▶ Exercise aim
Copy out every line of the records below word for word, omitting the pictures.

(Saved entries)
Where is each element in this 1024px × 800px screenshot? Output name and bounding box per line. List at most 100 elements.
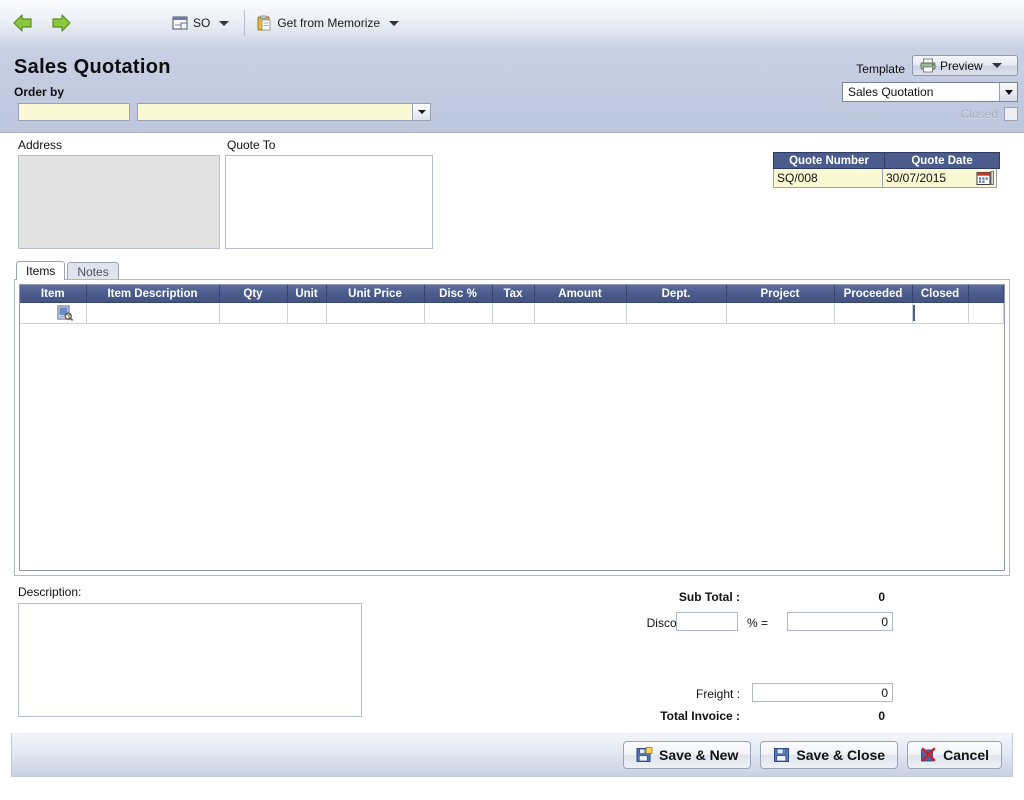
tab-notes[interactable]: Notes (67, 262, 118, 280)
quote-to-box[interactable] (225, 155, 433, 249)
save-and-new-button[interactable]: Save & New (623, 741, 751, 769)
quote-date-field[interactable]: 30/07/2015 (883, 169, 997, 188)
table-row[interactable] (20, 303, 1004, 324)
chevron-down-icon[interactable] (219, 21, 229, 26)
total-invoice-label: Total Invoice : (540, 709, 740, 723)
printer-icon (920, 58, 936, 73)
col-spacer (968, 285, 1004, 303)
order-by-label: Order by (14, 85, 64, 99)
items-table: Item Item Description Qty Unit Unit Pric… (20, 285, 1004, 324)
order-by-code-input[interactable] (18, 103, 130, 121)
discount-label: Discount : (520, 616, 700, 630)
discount-amount-input[interactable] (787, 612, 893, 631)
forward-button[interactable] (46, 8, 76, 38)
order-by-dropdown-button[interactable] (412, 104, 430, 120)
cell-tax[interactable] (492, 303, 534, 324)
header-closed-checkbox (1004, 107, 1018, 121)
col-unit[interactable]: Unit (287, 285, 326, 303)
quote-identity-values: SQ/008 30/07/2015 (773, 169, 1000, 188)
sub-total-value: 0 (800, 590, 885, 604)
row-closed-checkbox[interactable] (913, 305, 915, 321)
footer-button-bar: Save & New Save & Close Cancel (11, 733, 1013, 777)
toolbar-separator (244, 10, 245, 36)
col-qty[interactable]: Qty (219, 285, 287, 303)
tab-items[interactable]: Items (16, 261, 65, 280)
address-textarea[interactable] (19, 156, 219, 248)
sales-quotation-window: SO Get from Memorize Sales Quotation Ord… (0, 0, 1024, 800)
col-tax[interactable]: Tax (492, 285, 534, 303)
cell-unit[interactable] (287, 303, 326, 324)
cell-qty[interactable] (219, 303, 287, 324)
so-label: SO (193, 16, 210, 30)
chevron-down-icon (418, 110, 426, 114)
cell-item[interactable] (20, 303, 86, 324)
template-select[interactable]: Sales Quotation (842, 82, 1018, 102)
header-closed-field: Closed (961, 107, 1018, 121)
quote-date-header: Quote Date (885, 153, 999, 168)
chevron-down-icon[interactable] (389, 21, 399, 26)
order-by-combo[interactable] (137, 103, 431, 121)
col-project[interactable]: Project (726, 285, 834, 303)
back-button[interactable] (8, 8, 38, 38)
calendar-icon[interactable] (976, 170, 994, 186)
chevron-down-icon[interactable] (992, 63, 1002, 68)
get-from-memorize-button[interactable]: Get from Memorize (252, 8, 407, 38)
form-header: Sales Quotation Order by Template Previe… (0, 46, 1024, 133)
preview-label: Preview (940, 59, 983, 73)
lookup-icon[interactable] (56, 305, 74, 321)
cell-spacer (968, 303, 1004, 324)
col-item-description[interactable]: Item Description (86, 285, 219, 303)
freight-input[interactable] (752, 683, 893, 702)
address-label: Address (18, 138, 62, 152)
save-new-icon (636, 747, 653, 763)
col-closed[interactable]: Closed (912, 285, 968, 303)
preview-button[interactable]: Preview (912, 55, 1018, 76)
col-proceeded[interactable]: Proceeded (834, 285, 912, 303)
cancel-label: Cancel (943, 747, 989, 763)
arrow-right-icon (50, 13, 72, 33)
save-and-close-button[interactable]: Save & Close (760, 741, 898, 769)
clipboard-icon (256, 15, 272, 31)
template-label: Template (856, 62, 905, 76)
quote-number-header: Quote Number (774, 153, 885, 168)
cell-disc-pct[interactable] (424, 303, 492, 324)
order-by-input[interactable] (138, 104, 412, 120)
toolbar: SO Get from Memorize (0, 0, 1024, 47)
address-box[interactable] (18, 155, 220, 249)
col-unit-price[interactable]: Unit Price (326, 285, 424, 303)
col-disc-pct[interactable]: Disc % (424, 285, 492, 303)
discount-percent-input[interactable] (676, 612, 738, 631)
col-dept[interactable]: Dept. (626, 285, 726, 303)
page-title: Sales Quotation (14, 56, 171, 79)
cell-item-description[interactable] (86, 303, 219, 324)
items-grid-container: Item Item Description Qty Unit Unit Pric… (14, 279, 1010, 576)
template-dropdown-button[interactable] (999, 83, 1017, 101)
total-invoice-value: 0 (800, 709, 885, 723)
quote-to-textarea[interactable] (226, 156, 432, 248)
memorize-label: Get from Memorize (277, 16, 380, 30)
cell-dept[interactable] (626, 303, 726, 324)
header-closed-label: Closed (961, 107, 998, 121)
col-item[interactable]: Item (20, 285, 86, 303)
description-textarea[interactable] (19, 604, 361, 716)
so-menu-button[interactable]: SO (168, 8, 237, 38)
chevron-down-icon (1005, 90, 1013, 95)
save-and-new-label: Save & New (659, 747, 738, 763)
items-grid[interactable]: Item Item Description Qty Unit Unit Pric… (19, 284, 1005, 571)
tab-bar: Items Notes (16, 261, 119, 280)
description-label: Description: (18, 585, 81, 599)
quote-to-label: Quote To (227, 138, 275, 152)
quote-number-value[interactable]: SQ/008 (773, 169, 883, 188)
cell-amount (534, 303, 626, 324)
save-icon (773, 747, 790, 763)
cancel-button[interactable]: Cancel (907, 741, 1002, 769)
cell-closed[interactable] (912, 303, 968, 324)
col-amount[interactable]: Amount (534, 285, 626, 303)
cell-proceeded (834, 303, 912, 324)
cell-project[interactable] (726, 303, 834, 324)
items-header-row: Item Item Description Qty Unit Unit Pric… (20, 285, 1004, 303)
tab-notes-label: Notes (77, 265, 108, 279)
save-and-close-label: Save & Close (796, 747, 885, 763)
description-box[interactable] (18, 603, 362, 717)
cell-unit-price[interactable] (326, 303, 424, 324)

▶ Solved problem
Where is each element in this 1024px × 800px screenshot? Output name and bounding box per line. List at most 100 elements.
tab-notes[interactable]: Notes (67, 262, 118, 280)
quote-to-box[interactable] (225, 155, 433, 249)
save-and-new-button[interactable]: Save & New (623, 741, 751, 769)
quote-date-field[interactable]: 30/07/2015 (883, 169, 997, 188)
table-row[interactable] (20, 303, 1004, 324)
chevron-down-icon[interactable] (219, 21, 229, 26)
total-invoice-label: Total Invoice : (540, 709, 740, 723)
printer-icon (920, 58, 936, 73)
col-spacer (968, 285, 1004, 303)
order-by-label: Order by (14, 85, 64, 99)
items-table: Item Item Description Qty Unit Unit Pric… (20, 285, 1004, 324)
order-by-code-input[interactable] (18, 103, 130, 121)
discount-label: Discount : (520, 616, 700, 630)
discount-amount-input[interactable] (787, 612, 893, 631)
forward-button[interactable] (46, 8, 76, 38)
order-by-dropdown-button[interactable] (412, 104, 430, 120)
cell-tax[interactable] (492, 303, 534, 324)
header-closed-checkbox (1004, 107, 1018, 121)
col-unit[interactable]: Unit (287, 285, 326, 303)
quote-identity-values: SQ/008 30/07/2015 (773, 169, 1000, 188)
sub-total-value: 0 (800, 590, 885, 604)
row-closed-checkbox[interactable] (913, 305, 915, 321)
footer-button-bar: Save & New Save & Close Cancel (11, 733, 1013, 777)
toolbar-separator (244, 10, 245, 36)
col-qty[interactable]: Qty (219, 285, 287, 303)
tab-items[interactable]: Items (16, 261, 65, 280)
address-textarea[interactable] (19, 156, 219, 248)
sales-quotation-window: SO Get from Memorize Sales Quotation Ord… (0, 0, 1024, 800)
col-tax[interactable]: Tax (492, 285, 534, 303)
cell-unit[interactable] (287, 303, 326, 324)
cell-qty[interactable] (219, 303, 287, 324)
so-label: SO (193, 16, 210, 30)
chevron-down-icon (418, 110, 426, 114)
cell-item[interactable] (20, 303, 86, 324)
template-select[interactable]: Sales Quotation (842, 82, 1018, 102)
header-closed-field: Closed (961, 107, 1018, 121)
quote-date-header: Quote Date (885, 153, 999, 168)
chevron-down-icon[interactable] (389, 21, 399, 26)
order-by-combo[interactable] (137, 103, 431, 121)
col-project[interactable]: Project (726, 285, 834, 303)
back-button[interactable] (8, 8, 38, 38)
calendar-icon[interactable] (976, 170, 994, 186)
chevron-down-icon[interactable] (992, 63, 1002, 68)
get-from-memorize-button[interactable]: Get from Memorize (252, 8, 407, 38)
form-header: Sales Quotation Order by Template Previe… (0, 46, 1024, 133)
preview-label: Preview (940, 59, 983, 73)
lookup-icon[interactable] (56, 305, 74, 321)
cell-spacer (968, 303, 1004, 324)
col-item-description[interactable]: Item Description (86, 285, 219, 303)
freight-input[interactable] (752, 683, 893, 702)
address-label: Address (18, 138, 62, 152)
save-new-icon (636, 747, 653, 763)
col-closed[interactable]: Closed (912, 285, 968, 303)
preview-button[interactable]: Preview (912, 55, 1018, 76)
col-proceeded[interactable]: Proceeded (834, 285, 912, 303)
cancel-label: Cancel (943, 747, 989, 763)
arrow-right-icon (50, 13, 72, 33)
save-and-close-button[interactable]: Save & Close (760, 741, 898, 769)
clipboard-icon (256, 15, 272, 31)
template-label: Template (856, 62, 905, 76)
quote-number-header: Quote Number (774, 153, 885, 168)
cell-disc-pct[interactable] (424, 303, 492, 324)
order-by-input[interactable] (138, 104, 412, 120)
toolbar: SO Get from Memorize (0, 0, 1024, 47)
address-box[interactable] (18, 155, 220, 249)
col-unit-price[interactable]: Unit Price (326, 285, 424, 303)
col-disc-pct[interactable]: Disc % (424, 285, 492, 303)
discount-percent-input[interactable] (676, 612, 738, 631)
col-dept[interactable]: Dept. (626, 285, 726, 303)
page-title: Sales Quotation (14, 56, 171, 79)
cell-item-description[interactable] (86, 303, 219, 324)
items-grid-container: Item Item Description Qty Unit Unit Pric… (14, 279, 1010, 576)
template-dropdown-button[interactable] (999, 83, 1017, 101)
total-invoice-value: 0 (800, 709, 885, 723)
quote-to-textarea[interactable] (226, 156, 432, 248)
memorize-label: Get from Memorize (277, 16, 380, 30)
cell-dept[interactable] (626, 303, 726, 324)
header-closed-label: Closed (961, 107, 998, 121)
col-item[interactable]: Item (20, 285, 86, 303)
description-textarea[interactable] (19, 604, 361, 716)
so-menu-button[interactable]: SO (168, 8, 237, 38)
chevron-down-icon (1005, 90, 1013, 95)
save-and-new-label: Save & New (659, 747, 738, 763)
items-grid[interactable]: Item Item Description Qty Unit Unit Pric… (19, 284, 1005, 571)
tab-bar: Items Notes (16, 261, 119, 280)
description-label: Description: (18, 585, 81, 599)
quote-to-label: Quote To (227, 138, 275, 152)
quote-number-value[interactable]: SQ/008 (773, 169, 883, 188)
cell-amount (534, 303, 626, 324)
save-icon (773, 747, 790, 763)
cancel-button[interactable]: Cancel (907, 741, 1002, 769)
cell-closed[interactable] (912, 303, 968, 324)
col-amount[interactable]: Amount (534, 285, 626, 303)
cell-proceeded (834, 303, 912, 324)
cell-project[interactable] (726, 303, 834, 324)
items-header-row: Item Item Description Qty Unit Unit Pric… (20, 285, 1004, 303)
tab-notes-label: Notes (77, 265, 108, 279)
save-and-close-label: Save & Close (796, 747, 885, 763)
description-box[interactable] (18, 603, 362, 717)
cell-unit-price[interactable] (326, 303, 424, 324)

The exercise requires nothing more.